[Dataset entries]
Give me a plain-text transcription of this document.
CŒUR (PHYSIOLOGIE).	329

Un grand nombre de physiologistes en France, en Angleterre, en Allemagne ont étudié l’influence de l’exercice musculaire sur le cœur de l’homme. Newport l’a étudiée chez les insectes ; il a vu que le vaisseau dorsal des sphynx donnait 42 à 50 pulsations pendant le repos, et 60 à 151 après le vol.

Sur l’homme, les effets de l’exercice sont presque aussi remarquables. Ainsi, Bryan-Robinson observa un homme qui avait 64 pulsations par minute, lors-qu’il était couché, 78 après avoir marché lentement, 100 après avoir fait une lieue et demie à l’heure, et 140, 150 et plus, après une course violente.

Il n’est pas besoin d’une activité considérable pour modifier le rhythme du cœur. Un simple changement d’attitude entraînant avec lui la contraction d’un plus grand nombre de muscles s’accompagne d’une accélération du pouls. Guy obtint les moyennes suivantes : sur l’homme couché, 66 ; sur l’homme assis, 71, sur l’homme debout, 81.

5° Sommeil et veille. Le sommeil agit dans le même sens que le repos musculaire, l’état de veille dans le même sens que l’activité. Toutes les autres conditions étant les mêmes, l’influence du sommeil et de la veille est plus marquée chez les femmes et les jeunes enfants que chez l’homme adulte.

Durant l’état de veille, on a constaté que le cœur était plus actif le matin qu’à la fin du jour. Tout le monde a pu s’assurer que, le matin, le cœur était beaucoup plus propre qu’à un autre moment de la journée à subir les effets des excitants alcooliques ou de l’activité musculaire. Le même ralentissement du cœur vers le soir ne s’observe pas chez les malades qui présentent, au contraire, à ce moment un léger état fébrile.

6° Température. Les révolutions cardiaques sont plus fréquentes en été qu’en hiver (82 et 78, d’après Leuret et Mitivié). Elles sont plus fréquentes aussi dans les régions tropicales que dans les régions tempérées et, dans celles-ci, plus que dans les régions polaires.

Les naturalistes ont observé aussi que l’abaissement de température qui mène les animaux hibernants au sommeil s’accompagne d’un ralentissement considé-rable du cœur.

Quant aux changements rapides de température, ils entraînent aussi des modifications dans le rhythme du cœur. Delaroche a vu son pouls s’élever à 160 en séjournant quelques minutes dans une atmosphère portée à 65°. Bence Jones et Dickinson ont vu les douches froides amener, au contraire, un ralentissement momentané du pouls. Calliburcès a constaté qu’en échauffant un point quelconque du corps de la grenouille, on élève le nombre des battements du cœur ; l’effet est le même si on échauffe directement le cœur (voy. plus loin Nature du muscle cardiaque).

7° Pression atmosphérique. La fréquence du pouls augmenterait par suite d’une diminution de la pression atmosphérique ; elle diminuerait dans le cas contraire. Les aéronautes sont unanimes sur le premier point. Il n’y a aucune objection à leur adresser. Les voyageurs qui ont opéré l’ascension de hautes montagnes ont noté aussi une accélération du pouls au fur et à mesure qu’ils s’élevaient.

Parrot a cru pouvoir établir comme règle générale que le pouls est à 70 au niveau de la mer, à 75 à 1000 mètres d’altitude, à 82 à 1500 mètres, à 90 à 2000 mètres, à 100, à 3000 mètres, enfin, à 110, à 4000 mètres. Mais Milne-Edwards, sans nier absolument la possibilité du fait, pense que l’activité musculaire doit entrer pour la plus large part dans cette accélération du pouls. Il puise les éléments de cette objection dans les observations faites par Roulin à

-- What to work on --
Transcribe every line of the data, exactly as it stands.

-- Result --
Give me a plain-text transcription of this document.
CŒUR (PHYSIOLOGIE).	329

Un grand nombre de physiologistes en France, en Angleterre, en Allemagne ont étudié l’influence de l’exercice musculaire sur le cœur de l’homme. Newport l’a étudiée chez les insectes ; il a vu que le vaisseau dorsal des sphynx donnait 42 à 50 pulsations pendant le repos, et 60 à 151 après le vol.

Sur l’homme, les effets de l’exercice sont presque aussi remarquables. Ainsi, Bryan-Robinson observa un homme qui avait 64 pulsations par minute, lors-qu’il était couché, 78 après avoir marché lentement, 100 après avoir fait une lieue et demie à l’heure, et 140, 150 et plus, après une course violente.

Il n’est pas besoin d’une activité considérable pour modifier le rhythme du cœur. Un simple changement d’attitude entraînant avec lui la contraction d’un plus grand nombre de muscles s’accompagne d’une accélération du pouls. Guy obtint les moyennes suivantes : sur l’homme couché, 66 ; sur l’homme assis, 71, sur l’homme debout, 81.

5° Sommeil et veille. Le sommeil agit dans le même sens que le repos musculaire, l’état de veille dans le même sens que l’activité. Toutes les autres conditions étant les mêmes, l’influence du sommeil et de la veille est plus marquée chez les femmes et les jeunes enfants que chez l’homme adulte.

Durant l’état de veille, on a constaté que le cœur était plus actif le matin qu’à la fin du jour. Tout le monde a pu s’assurer que, le matin, le cœur était beaucoup plus propre qu’à un autre moment de la journée à subir les effets des excitants alcooliques ou de l’activité musculaire. Le même ralentissement du cœur vers le soir ne s’observe pas chez les malades qui présentent, au contraire, à ce moment un léger état fébrile.

6° Température. Les révolutions cardiaques sont plus fréquentes en été qu’en hiver (82 et 78, d’après Leuret et Mitivié). Elles sont plus fréquentes aussi dans les régions tropicales que dans les régions tempérées et, dans celles-ci, plus que dans les régions polaires.

Les naturalistes ont observé aussi que l’abaissement de température qui mène les animaux hibernants au sommeil s’accompagne d’un ralentissement considé-rable du cœur.

Quant aux changements rapides de température, ils entraînent aussi des modifications dans le rhythme du cœur. Delaroche a vu son pouls s’élever à 160 en séjournant quelques minutes dans une atmosphère portée à 65°. Bence Jones et Dickinson ont vu les douches froides amener, au contraire, un ralentissement momentané du pouls. Calliburcès a constaté qu’en échauffant un point quelconque du corps de la grenouille, on élève le nombre des battements du cœur ; l’effet est le même si on échauffe directement le cœur (voy. plus loin Nature du muscle cardiaque).

7° Pression atmosphérique. La fréquence du pouls augmenterait par suite d’une diminution de la pression atmosphérique ; elle diminuerait dans le cas contraire. Les aéronautes sont unanimes sur le premier point. Il n’y a aucune objection à leur adresser. Les voyageurs qui ont opéré l’ascension de hautes montagnes ont noté aussi une accélération du pouls au fur et à mesure qu’ils s’élevaient.

Parrot a cru pouvoir établir comme règle générale que le pouls est à 70 au niveau de la mer, à 75 à 1000 mètres d’altitude, à 82 à 1500 mètres, à 90 à 2000 mètres, à 100, à 3000 mètres, enfin, à 110, à 4000 mètres. Mais Milne-Edwards, sans nier absolument la possibilité du fait, pense que l’activité musculaire doit entrer pour la plus large part dans cette accélération du pouls. Il puise les éléments de cette objection dans les observations faites par Roulin à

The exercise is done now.